• What the task asks: Restate the whole listing exactly.

• Records for the task:
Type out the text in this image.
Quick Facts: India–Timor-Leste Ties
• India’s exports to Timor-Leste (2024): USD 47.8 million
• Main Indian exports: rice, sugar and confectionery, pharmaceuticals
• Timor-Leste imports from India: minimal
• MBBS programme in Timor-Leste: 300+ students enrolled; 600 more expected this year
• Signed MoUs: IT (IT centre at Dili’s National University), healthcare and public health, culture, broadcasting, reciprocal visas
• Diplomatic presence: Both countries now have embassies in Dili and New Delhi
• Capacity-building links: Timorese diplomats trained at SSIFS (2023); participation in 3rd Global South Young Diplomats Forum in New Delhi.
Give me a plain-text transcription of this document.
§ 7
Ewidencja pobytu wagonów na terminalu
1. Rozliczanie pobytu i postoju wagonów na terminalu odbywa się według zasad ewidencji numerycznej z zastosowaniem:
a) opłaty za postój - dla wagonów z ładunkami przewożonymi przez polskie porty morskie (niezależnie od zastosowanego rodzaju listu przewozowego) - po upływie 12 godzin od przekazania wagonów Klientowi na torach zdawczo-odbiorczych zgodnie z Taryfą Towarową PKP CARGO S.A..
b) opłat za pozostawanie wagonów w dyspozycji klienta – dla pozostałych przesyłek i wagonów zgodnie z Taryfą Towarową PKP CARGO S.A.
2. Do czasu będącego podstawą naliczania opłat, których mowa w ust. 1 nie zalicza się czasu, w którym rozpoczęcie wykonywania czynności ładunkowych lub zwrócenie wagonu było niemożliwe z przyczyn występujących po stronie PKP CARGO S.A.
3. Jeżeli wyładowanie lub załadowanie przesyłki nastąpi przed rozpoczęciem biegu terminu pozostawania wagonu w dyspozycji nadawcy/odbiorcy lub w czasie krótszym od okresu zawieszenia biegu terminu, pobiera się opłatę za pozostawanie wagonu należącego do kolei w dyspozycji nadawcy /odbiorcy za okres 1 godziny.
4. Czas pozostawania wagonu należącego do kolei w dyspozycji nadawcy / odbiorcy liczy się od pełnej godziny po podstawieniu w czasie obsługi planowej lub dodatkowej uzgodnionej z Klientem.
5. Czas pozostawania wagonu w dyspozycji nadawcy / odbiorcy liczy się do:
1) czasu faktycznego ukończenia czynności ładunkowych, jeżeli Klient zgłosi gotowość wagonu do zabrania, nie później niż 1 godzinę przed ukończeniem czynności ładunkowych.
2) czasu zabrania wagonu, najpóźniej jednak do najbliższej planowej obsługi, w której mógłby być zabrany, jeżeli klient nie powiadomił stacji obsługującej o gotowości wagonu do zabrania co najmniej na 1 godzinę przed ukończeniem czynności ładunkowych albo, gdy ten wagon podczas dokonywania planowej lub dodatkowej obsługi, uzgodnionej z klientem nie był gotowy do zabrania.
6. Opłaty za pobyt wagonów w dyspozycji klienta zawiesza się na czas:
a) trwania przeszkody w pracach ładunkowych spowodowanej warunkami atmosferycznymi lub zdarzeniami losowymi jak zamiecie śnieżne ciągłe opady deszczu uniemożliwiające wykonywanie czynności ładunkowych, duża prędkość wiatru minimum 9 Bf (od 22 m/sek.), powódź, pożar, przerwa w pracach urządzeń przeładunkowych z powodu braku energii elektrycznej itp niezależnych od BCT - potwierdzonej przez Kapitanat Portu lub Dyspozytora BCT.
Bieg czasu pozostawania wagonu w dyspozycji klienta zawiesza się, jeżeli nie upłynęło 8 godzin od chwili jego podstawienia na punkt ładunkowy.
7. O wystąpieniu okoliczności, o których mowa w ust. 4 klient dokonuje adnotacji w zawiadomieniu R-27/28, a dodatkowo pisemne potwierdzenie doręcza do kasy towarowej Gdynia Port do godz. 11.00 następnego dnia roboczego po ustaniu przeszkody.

• Task output:
Type out the text in this image.
Quick Facts: India–Timor-Leste Ties
• India’s exports to Timor-Leste (2024): USD 47.8 million
• Main Indian exports: rice, sugar and confectionery, pharmaceuticals
• Timor-Leste imports from India: minimal
• MBBS programme in Timor-Leste: 300+ students enrolled; 600 more expected this year
• Signed MoUs: IT (IT centre at Dili’s National University), healthcare and public health, culture, broadcasting, reciprocal visas
• Diplomatic presence: Both countries now have embassies in Dili and New Delhi
• Capacity-building links: Timorese diplomats trained at SSIFS (2023); participation in 3rd Global South Young Diplomats Forum in New Delhi.
Give me a plain-text transcription of this document.
§ 7
Ewidencja pobytu wagonów na terminalu
1. Rozliczanie pobytu i postoju wagonów na terminalu odbywa się według zasad ewidencji numerycznej z zastosowaniem:
a) opłaty za postój - dla wagonów z ładunkami przewożonymi przez polskie porty morskie (niezależnie od zastosowanego rodzaju listu przewozowego) - po upływie 12 godzin od przekazania wagonów Klientowi na torach zdawczo-odbiorczych zgodnie z Taryfą Towarową PKP CARGO S.A..
b) opłat za pozostawanie wagonów w dyspozycji klienta – dla pozostałych przesyłek i wagonów zgodnie z Taryfą Towarową PKP CARGO S.A.
2. Do czasu będącego podstawą naliczania opłat, których mowa w ust. 1 nie zalicza się czasu, w którym rozpoczęcie wykonywania czynności ładunkowych lub zwrócenie wagonu było niemożliwe z przyczyn występujących po stronie PKP CARGO S.A.
3. Jeżeli wyładowanie lub załadowanie przesyłki nastąpi przed rozpoczęciem biegu terminu pozostawania wagonu w dyspozycji nadawcy/odbiorcy lub w czasie krótszym od okresu zawieszenia biegu terminu, pobiera się opłatę za pozostawanie wagonu należącego do kolei w dyspozycji nadawcy /odbiorcy za okres 1 godziny.
4. Czas pozostawania wagonu należącego do kolei w dyspozycji nadawcy / odbiorcy liczy się od pełnej godziny po podstawieniu w czasie obsługi planowej lub dodatkowej uzgodnionej z Klientem.
5. Czas pozostawania wagonu w dyspozycji nadawcy / odbiorcy liczy się do:
1) czasu faktycznego ukończenia czynności ładunkowych, jeżeli Klient zgłosi gotowość wagonu do zabrania, nie później niż 1 godzinę przed ukończeniem czynności ładunkowych.
2) czasu zabrania wagonu, najpóźniej jednak do najbliższej planowej obsługi, w której mógłby być zabrany, jeżeli klient nie powiadomił stacji obsługującej o gotowości wagonu do zabrania co najmniej na 1 godzinę przed ukończeniem czynności ładunkowych albo, gdy ten wagon podczas dokonywania planowej lub dodatkowej obsługi, uzgodnionej z klientem nie był gotowy do zabrania.
6. Opłaty za pobyt wagonów w dyspozycji klienta zawiesza się na czas:
a) trwania przeszkody w pracach ładunkowych spowodowanej warunkami atmosferycznymi lub zdarzeniami losowymi jak zamiecie śnieżne ciągłe opady deszczu uniemożliwiające wykonywanie czynności ładunkowych, duża prędkość wiatru minimum 9 Bf (od 22 m/sek.), powódź, pożar, przerwa w pracach urządzeń przeładunkowych z powodu braku energii elektrycznej itp niezależnych od BCT - potwierdzonej przez Kapitanat Portu lub Dyspozytora BCT.
Bieg czasu pozostawania wagonu w dyspozycji klienta zawiesza się, jeżeli nie upłynęło 8 godzin od chwili jego podstawienia na punkt ładunkowy.
7. O wystąpieniu okoliczności, o których mowa w ust. 4 klient dokonuje adnotacji w zawiadomieniu R-27/28, a dodatkowo pisemne potwierdzenie doręcza do kasy towarowej Gdynia Port do godz. 11.00 następnego dnia roboczego po ustaniu przeszkody.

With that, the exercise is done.